BEGIN PROVIDED TEXT

If the run.as user is set, the user who is starting nifi will need 'sudo
-u' access, according to the nifi.sh script.

If you want to avoid sudo access, just make sure the user executing nifi.sh
is the correct user, eg. nifi.

See line 327 [1] in nifi.sh.

This is my understanding at least. If someone else has additional info,
please add.

Chad

1.
https://github.com/apache/nifi/blob/db40989b4833cb4281b7082712b43be78998d071/nifi-nar-bundles/nifi-framework-bundle/nifi-framework/nifi-resources/src/main/resources/bin/nifi.sh#L327

On Mon, Aug 9, 2021 at 4:41 AM Edward Armes <edward.ar...@gmail.com> wrote:

> You should also be aware, that you might have some issues listening or
> using protected/privileged ports (1 - 1023 inclusive)
>
> Regards
>
> Edward
>
>
> On Mon, 9 Aug 2021, 08:58 Jens M. Kofoed, <jmkofoed....@gmail.com> wrote:
>
> > No. But the user need rwx rights to all the folders which is configured
> > for NiFi. And read+write to all the files.

END PROVIDED TEXT

_WRITTEN INSTRUCTION 1:_ Retype the rows starting at the line that contains "Identify all the" and ending at the line that contains "cell[interactable] [504, 522, 563, 545]", with both of those lines included.

BEGIN TASK INPUTS

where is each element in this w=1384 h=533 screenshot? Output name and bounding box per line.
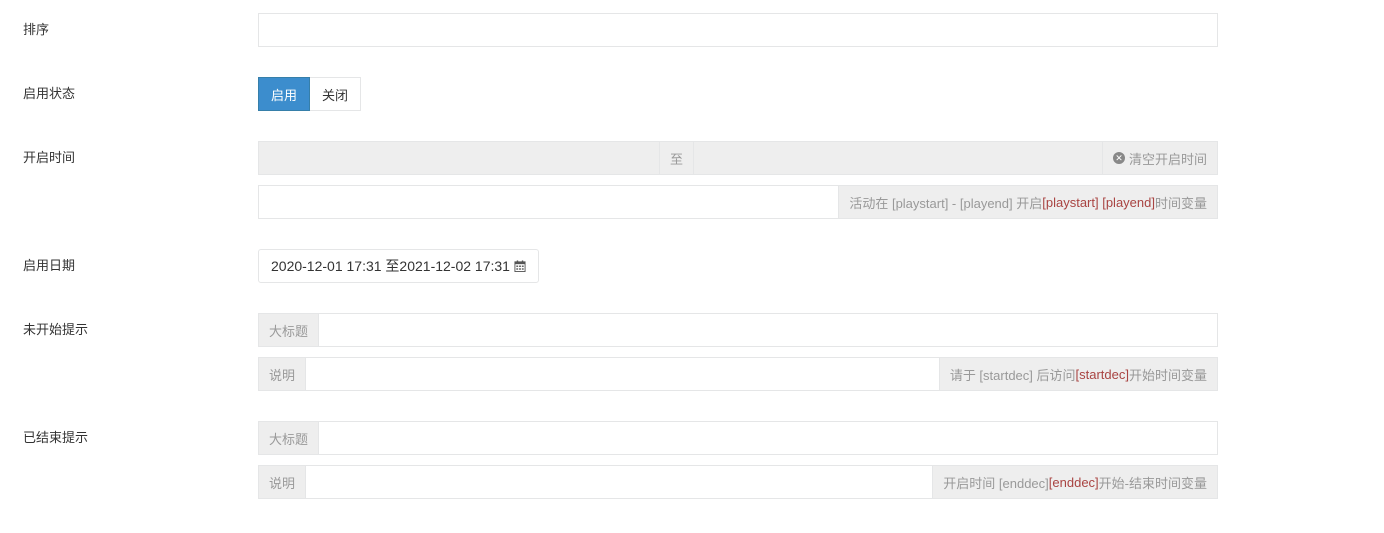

END TASK INPUTS
BEGIN TASK INPUTS

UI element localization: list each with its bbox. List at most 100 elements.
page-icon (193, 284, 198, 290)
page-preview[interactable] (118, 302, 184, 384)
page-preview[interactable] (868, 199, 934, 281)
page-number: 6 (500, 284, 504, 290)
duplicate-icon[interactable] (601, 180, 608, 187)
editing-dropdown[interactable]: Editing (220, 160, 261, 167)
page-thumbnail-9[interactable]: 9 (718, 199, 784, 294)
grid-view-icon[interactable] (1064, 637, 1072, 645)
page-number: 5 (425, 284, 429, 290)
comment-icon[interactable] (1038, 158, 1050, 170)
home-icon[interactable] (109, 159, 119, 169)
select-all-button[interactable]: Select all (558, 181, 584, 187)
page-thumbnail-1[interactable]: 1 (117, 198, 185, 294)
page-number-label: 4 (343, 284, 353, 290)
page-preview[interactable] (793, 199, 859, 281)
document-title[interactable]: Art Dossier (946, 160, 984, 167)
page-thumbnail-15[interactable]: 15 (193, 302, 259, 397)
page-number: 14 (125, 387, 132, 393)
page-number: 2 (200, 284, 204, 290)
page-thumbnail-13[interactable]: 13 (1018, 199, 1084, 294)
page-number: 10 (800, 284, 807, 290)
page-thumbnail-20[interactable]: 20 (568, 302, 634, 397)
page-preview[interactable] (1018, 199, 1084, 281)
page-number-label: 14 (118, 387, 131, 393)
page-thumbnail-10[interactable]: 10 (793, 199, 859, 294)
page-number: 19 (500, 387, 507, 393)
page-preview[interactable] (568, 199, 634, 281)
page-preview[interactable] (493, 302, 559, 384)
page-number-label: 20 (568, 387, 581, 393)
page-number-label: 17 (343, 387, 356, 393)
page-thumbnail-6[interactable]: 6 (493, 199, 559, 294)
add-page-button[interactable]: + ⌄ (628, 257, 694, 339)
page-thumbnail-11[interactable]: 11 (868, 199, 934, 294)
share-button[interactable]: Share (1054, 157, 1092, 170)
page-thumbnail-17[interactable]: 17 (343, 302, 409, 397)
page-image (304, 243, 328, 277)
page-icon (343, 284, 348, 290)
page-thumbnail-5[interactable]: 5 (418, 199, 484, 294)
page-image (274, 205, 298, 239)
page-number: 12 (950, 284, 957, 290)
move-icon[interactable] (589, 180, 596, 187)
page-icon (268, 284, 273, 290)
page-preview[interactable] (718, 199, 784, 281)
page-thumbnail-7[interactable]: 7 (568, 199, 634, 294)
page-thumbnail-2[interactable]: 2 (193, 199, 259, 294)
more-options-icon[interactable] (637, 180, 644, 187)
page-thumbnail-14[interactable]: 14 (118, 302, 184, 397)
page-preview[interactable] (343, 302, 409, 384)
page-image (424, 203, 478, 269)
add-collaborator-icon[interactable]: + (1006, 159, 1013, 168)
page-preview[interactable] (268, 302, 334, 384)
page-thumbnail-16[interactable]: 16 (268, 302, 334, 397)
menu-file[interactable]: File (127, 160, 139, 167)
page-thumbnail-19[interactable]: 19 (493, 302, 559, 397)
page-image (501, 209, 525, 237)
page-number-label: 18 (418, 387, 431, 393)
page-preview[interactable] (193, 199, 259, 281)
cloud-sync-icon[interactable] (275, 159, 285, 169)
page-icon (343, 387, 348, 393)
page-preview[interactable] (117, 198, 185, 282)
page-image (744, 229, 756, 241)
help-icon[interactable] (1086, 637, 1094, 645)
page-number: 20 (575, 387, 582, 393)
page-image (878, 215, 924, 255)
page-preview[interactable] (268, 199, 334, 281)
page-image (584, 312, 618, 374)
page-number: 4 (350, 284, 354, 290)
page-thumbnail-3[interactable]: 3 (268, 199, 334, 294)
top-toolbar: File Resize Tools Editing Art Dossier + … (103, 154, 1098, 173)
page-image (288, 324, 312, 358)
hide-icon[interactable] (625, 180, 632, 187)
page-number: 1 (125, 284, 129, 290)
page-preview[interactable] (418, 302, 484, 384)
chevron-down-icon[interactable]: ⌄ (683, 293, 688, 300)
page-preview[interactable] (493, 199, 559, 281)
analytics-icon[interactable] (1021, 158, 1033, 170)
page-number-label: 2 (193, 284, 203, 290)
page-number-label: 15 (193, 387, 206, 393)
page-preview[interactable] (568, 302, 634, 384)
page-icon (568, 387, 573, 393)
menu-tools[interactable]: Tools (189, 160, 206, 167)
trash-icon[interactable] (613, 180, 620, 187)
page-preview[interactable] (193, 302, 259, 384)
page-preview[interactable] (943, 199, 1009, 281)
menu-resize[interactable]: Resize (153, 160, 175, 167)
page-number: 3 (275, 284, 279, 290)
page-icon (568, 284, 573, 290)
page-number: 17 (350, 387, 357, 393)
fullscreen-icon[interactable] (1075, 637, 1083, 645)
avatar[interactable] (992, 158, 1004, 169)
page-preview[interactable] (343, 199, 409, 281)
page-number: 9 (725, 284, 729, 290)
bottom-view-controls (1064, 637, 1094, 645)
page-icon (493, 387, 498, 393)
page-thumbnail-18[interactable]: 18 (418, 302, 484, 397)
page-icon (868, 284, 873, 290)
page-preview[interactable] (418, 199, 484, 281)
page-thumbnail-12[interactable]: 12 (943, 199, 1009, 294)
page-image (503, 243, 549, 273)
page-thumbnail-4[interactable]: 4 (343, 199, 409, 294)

END TASK INPUTS
BEGIN TASK INPUTS

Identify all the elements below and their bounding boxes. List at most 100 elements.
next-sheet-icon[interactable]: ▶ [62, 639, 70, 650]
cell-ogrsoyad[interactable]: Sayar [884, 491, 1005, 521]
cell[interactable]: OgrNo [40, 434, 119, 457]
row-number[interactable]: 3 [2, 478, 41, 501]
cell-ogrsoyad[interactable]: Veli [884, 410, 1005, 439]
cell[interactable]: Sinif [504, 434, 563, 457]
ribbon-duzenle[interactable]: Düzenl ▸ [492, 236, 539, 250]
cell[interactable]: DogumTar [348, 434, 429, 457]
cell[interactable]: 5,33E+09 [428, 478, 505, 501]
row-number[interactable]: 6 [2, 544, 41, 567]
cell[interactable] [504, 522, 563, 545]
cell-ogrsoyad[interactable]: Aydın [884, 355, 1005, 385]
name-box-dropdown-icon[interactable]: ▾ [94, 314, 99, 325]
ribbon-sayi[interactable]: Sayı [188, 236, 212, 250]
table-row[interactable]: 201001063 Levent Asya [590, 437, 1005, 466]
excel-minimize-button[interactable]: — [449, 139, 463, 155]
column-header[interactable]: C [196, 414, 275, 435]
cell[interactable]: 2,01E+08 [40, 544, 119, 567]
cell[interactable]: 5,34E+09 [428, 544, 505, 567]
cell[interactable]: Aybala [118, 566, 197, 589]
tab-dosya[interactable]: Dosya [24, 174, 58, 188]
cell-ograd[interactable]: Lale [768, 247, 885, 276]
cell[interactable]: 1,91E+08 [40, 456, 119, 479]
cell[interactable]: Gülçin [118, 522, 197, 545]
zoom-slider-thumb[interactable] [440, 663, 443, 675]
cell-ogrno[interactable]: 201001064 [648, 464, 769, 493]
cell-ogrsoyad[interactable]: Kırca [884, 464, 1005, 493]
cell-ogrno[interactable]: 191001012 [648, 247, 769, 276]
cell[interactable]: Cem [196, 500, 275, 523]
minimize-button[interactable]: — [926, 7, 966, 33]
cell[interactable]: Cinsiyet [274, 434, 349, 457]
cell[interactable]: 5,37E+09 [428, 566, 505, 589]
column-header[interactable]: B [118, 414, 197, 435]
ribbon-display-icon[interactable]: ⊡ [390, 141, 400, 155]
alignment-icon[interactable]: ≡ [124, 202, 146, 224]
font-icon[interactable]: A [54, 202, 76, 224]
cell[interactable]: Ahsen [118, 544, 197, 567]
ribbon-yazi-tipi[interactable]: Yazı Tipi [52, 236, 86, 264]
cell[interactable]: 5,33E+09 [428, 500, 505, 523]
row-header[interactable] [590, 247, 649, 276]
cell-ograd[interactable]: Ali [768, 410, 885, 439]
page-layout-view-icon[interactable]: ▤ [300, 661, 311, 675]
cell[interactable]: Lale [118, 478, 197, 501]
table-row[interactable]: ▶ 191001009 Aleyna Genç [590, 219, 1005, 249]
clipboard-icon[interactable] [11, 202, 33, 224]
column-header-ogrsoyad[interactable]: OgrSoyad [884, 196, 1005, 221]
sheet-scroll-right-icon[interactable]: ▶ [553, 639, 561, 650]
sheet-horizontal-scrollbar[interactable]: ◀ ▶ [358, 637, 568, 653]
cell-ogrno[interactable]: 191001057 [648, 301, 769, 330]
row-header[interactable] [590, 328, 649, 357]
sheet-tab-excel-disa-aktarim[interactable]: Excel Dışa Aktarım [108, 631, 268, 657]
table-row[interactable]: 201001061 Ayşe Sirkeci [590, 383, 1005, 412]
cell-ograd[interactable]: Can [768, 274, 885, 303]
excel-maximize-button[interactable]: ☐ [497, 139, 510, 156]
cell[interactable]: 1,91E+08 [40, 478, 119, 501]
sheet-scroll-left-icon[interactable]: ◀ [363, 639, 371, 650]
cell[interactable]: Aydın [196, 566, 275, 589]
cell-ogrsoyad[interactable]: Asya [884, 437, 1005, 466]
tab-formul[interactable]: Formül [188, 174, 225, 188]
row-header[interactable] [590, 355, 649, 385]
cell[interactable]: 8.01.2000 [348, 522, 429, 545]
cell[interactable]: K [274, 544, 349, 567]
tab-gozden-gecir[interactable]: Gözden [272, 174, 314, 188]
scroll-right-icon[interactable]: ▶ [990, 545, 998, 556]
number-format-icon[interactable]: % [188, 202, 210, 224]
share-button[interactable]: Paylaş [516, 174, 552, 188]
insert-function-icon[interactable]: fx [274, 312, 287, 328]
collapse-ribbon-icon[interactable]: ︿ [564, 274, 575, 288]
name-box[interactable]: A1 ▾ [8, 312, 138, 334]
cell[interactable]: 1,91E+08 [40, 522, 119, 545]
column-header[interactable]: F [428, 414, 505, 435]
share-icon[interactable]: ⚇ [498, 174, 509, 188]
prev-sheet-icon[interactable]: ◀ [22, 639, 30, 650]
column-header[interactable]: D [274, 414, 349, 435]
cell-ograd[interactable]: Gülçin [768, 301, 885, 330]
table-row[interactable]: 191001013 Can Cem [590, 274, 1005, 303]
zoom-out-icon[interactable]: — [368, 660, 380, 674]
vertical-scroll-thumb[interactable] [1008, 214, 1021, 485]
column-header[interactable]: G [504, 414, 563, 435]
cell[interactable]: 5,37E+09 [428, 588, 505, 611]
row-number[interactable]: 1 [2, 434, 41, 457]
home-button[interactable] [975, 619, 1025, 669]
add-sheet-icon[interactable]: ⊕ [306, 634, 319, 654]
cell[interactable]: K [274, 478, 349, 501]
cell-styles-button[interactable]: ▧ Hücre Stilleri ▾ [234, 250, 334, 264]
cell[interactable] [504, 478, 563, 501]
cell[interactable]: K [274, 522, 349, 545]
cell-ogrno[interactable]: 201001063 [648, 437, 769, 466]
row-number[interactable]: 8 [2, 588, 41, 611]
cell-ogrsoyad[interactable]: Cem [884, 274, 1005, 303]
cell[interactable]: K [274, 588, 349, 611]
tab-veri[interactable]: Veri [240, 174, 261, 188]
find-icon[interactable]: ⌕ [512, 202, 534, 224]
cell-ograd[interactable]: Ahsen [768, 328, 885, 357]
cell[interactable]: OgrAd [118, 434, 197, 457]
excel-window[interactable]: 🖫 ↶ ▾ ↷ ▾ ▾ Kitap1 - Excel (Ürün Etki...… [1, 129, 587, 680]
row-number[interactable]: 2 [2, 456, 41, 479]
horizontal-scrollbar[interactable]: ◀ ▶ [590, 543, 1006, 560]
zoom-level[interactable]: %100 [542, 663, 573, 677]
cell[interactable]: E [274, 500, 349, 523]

END TASK INPUTS

_WRITTEN INSTRUCTION 2:_ Echo the NiFi email word for word, starting at "If the run.as" and ending at "please add.".

_FULL RESPONSE 1:_
Identify all the elements below and their bounding boxes. List at most 100 elements.
next-sheet-icon[interactable]: ▶ [62, 639, 70, 650]
cell-ogrsoyad[interactable]: Sayar [884, 491, 1005, 521]
cell[interactable]: OgrNo [40, 434, 119, 457]
row-number[interactable]: 3 [2, 478, 41, 501]
cell-ogrsoyad[interactable]: Veli [884, 410, 1005, 439]
cell[interactable]: Sinif [504, 434, 563, 457]
ribbon-duzenle[interactable]: Düzenl ▸ [492, 236, 539, 250]
cell[interactable]: DogumTar [348, 434, 429, 457]
cell[interactable]: 5,33E+09 [428, 478, 505, 501]
row-number[interactable]: 6 [2, 544, 41, 567]
cell[interactable] [504, 522, 563, 545]

_FULL RESPONSE 2:_
If the run.as user is set, the user who is starting nifi will need 'sudo
-u' access, according to the nifi.sh script.

If you want to avoid sudo access, just make sure the user executing nifi.sh
is the correct user, eg. nifi.

See line 327 [1] in nifi.sh.

This is my understanding at least. If someone else has additional info,
please add.